**What the exercise asks**
Look through the data for the string "下列说法正确的是". Copy every line where it is found.

**Data records**
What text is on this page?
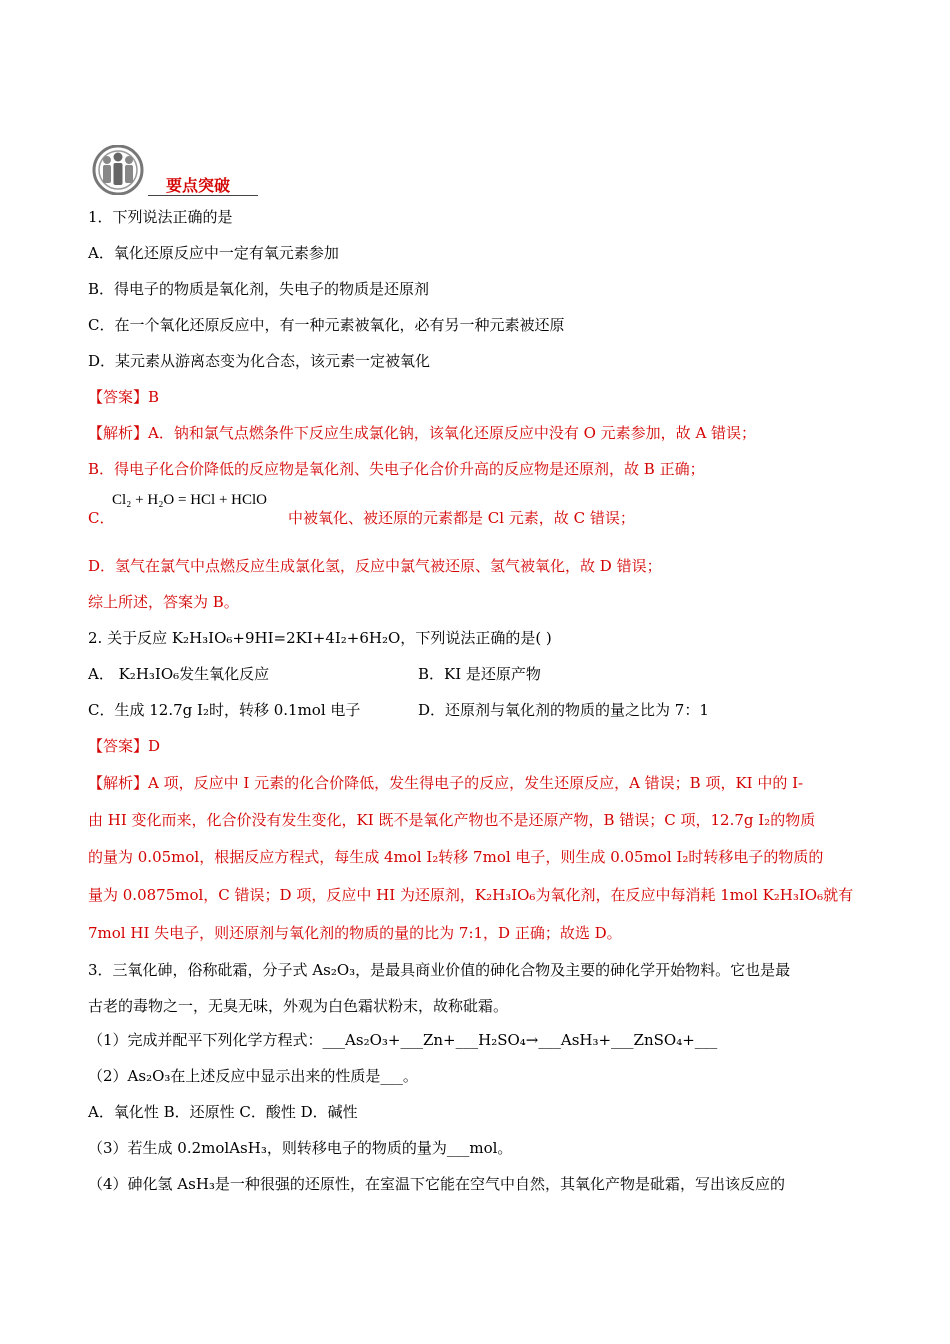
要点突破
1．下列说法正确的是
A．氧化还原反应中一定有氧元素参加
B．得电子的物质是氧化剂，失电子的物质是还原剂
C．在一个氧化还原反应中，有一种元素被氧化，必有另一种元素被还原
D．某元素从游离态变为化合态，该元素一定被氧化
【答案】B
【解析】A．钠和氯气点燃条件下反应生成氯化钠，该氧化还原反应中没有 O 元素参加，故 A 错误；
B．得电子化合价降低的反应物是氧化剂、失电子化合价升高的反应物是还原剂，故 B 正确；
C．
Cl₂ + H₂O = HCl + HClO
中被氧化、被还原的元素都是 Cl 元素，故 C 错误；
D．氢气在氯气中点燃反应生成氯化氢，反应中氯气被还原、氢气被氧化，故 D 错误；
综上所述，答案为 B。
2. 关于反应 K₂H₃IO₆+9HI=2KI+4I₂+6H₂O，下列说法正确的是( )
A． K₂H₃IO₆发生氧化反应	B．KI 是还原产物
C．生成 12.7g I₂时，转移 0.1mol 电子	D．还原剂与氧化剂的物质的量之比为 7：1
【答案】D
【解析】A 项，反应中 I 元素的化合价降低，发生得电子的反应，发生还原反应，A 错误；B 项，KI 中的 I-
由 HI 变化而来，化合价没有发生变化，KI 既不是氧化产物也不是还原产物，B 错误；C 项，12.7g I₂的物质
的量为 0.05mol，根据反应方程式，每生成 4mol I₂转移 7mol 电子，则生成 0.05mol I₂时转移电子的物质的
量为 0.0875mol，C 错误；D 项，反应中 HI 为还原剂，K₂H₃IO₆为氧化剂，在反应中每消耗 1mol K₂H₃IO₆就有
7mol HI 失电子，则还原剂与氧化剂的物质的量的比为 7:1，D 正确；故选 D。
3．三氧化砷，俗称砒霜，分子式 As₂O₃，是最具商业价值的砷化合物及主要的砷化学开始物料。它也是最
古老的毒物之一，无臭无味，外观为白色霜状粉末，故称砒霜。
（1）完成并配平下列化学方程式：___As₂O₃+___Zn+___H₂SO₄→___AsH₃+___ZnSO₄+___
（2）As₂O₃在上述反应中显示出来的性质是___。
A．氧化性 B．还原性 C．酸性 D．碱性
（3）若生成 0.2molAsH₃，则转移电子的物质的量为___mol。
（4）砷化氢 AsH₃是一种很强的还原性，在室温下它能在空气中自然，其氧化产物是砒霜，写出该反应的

**The result**
1．下列说法正确的是
2. 关于反应 K₂H₃IO₆+9HI=2KI+4I₂+6H₂O，下列说法正确的是( )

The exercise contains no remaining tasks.